Your goal → Return the line containing "Decode this chart: output" and all lines after it exactly; stop at the end of the material.

** START Information supplied **

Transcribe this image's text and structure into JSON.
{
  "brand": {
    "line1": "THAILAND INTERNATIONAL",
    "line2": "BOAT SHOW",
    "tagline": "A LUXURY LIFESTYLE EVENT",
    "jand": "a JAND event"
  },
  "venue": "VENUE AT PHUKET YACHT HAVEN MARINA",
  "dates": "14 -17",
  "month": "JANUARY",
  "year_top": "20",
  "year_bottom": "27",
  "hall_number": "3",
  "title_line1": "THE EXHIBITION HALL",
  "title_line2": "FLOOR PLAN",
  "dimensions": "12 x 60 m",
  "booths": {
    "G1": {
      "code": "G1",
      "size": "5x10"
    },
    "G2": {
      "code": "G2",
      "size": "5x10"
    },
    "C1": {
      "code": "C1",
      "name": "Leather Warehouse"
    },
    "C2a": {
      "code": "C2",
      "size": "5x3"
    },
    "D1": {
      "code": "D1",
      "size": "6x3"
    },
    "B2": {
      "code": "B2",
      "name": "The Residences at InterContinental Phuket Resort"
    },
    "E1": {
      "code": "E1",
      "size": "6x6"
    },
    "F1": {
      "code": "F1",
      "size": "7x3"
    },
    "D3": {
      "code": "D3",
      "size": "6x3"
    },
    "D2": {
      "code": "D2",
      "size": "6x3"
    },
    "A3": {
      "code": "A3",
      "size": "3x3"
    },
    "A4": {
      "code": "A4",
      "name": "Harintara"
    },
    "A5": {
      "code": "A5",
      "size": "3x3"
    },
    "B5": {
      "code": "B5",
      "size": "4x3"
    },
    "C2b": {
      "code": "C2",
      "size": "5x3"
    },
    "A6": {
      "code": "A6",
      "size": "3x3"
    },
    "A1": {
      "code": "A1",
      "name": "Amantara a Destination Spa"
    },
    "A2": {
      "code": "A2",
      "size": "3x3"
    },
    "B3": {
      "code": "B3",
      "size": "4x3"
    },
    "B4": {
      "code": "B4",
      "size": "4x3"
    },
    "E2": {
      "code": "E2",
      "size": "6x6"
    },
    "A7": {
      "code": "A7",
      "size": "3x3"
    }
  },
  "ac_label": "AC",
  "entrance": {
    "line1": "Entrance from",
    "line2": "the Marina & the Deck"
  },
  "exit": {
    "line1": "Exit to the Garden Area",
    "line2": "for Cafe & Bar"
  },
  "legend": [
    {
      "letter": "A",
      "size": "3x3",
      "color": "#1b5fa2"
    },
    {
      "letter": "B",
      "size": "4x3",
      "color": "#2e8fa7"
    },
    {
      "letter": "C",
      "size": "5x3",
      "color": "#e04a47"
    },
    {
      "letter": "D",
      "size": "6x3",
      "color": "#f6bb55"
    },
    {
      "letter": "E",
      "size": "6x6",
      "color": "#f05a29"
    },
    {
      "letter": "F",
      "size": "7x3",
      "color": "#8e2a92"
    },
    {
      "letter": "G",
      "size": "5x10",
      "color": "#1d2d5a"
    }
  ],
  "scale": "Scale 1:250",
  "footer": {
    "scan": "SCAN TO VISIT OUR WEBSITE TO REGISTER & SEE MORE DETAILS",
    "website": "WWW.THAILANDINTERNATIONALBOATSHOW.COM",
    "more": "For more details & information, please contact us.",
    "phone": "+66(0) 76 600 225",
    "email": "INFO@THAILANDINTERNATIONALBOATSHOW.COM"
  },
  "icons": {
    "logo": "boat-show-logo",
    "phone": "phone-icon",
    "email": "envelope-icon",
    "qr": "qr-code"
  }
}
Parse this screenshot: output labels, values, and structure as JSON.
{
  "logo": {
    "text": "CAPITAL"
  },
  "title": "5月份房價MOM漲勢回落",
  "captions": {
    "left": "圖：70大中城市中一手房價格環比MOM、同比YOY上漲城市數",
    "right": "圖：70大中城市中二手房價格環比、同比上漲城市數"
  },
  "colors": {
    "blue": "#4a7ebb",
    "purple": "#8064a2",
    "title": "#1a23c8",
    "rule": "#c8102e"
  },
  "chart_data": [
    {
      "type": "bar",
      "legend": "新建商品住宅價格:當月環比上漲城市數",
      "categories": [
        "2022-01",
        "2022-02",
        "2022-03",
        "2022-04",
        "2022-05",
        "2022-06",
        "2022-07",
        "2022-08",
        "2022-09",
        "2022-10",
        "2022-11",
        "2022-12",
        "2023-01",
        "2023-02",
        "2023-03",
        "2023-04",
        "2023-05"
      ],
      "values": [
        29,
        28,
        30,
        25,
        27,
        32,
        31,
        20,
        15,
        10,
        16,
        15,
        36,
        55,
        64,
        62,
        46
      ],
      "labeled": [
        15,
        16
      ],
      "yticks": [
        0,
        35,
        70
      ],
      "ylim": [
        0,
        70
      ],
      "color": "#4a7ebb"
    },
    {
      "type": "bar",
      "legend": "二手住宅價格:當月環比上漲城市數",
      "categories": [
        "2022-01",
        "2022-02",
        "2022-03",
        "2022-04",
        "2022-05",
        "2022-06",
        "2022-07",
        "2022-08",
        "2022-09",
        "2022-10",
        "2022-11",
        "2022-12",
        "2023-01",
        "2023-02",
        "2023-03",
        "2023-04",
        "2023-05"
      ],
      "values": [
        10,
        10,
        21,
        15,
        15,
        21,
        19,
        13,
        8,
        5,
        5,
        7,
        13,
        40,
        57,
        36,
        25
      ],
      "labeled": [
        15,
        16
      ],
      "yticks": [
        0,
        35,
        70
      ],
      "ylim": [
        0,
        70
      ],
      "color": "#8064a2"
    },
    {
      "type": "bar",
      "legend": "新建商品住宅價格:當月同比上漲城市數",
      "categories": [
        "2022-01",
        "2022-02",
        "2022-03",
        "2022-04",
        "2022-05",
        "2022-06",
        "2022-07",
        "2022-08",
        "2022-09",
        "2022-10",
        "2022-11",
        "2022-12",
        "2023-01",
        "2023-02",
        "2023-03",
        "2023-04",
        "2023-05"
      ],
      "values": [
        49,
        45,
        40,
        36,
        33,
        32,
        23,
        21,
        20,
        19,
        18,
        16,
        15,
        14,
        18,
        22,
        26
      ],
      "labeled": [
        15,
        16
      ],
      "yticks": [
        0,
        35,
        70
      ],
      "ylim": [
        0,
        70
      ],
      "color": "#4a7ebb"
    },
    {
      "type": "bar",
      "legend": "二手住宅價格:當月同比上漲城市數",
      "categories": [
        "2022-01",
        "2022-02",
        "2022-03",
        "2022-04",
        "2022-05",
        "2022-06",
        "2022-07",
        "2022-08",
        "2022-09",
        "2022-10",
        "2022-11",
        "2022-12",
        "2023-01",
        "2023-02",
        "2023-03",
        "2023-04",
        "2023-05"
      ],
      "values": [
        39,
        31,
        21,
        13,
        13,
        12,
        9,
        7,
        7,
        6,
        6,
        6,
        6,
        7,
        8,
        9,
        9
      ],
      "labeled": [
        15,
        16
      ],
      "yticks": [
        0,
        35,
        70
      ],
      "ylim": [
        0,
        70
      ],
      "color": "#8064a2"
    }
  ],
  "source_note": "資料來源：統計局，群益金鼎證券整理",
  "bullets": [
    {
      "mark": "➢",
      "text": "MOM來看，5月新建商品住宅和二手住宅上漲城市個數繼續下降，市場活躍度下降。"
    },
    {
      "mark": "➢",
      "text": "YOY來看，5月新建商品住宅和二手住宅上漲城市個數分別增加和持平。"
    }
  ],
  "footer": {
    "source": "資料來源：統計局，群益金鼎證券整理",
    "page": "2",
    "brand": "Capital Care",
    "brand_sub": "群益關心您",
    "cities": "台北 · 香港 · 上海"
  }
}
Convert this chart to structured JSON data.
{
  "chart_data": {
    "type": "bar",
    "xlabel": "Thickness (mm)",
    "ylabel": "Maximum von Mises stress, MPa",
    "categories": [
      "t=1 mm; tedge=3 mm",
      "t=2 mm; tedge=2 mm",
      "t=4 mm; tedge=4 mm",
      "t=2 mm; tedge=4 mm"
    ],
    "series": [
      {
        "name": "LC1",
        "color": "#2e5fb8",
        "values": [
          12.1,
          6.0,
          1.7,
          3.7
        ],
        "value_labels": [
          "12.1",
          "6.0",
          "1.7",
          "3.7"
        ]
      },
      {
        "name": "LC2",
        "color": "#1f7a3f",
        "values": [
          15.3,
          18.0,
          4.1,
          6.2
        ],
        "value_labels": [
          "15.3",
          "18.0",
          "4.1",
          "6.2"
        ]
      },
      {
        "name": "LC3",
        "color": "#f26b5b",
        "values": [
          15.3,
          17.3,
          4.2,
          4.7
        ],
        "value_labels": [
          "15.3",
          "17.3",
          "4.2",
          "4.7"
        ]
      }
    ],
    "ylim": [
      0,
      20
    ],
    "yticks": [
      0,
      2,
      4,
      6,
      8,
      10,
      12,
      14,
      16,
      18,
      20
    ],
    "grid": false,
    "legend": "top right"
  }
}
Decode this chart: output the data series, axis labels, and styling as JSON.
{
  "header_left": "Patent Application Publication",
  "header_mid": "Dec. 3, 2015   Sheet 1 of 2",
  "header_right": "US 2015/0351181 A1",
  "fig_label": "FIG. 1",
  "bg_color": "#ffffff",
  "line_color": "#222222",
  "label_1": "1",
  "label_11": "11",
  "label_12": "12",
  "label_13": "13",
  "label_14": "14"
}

** END Information supplied **

Solution to the exercise →
Decode this chart: output the data series, axis labels, and styling as JSON.
{
  "header_left": "Patent Application Publication",
  "header_mid": "Dec. 3, 2015   Sheet 1 of 2",
  "header_right": "US 2015/0351181 A1",
  "fig_label": "FIG. 1",
  "bg_color": "#ffffff",
  "line_color": "#222222",
  "label_1": "1",
  "label_11": "11",
  "label_12": "12",
  "label_13": "13",
  "label_14": "14"
}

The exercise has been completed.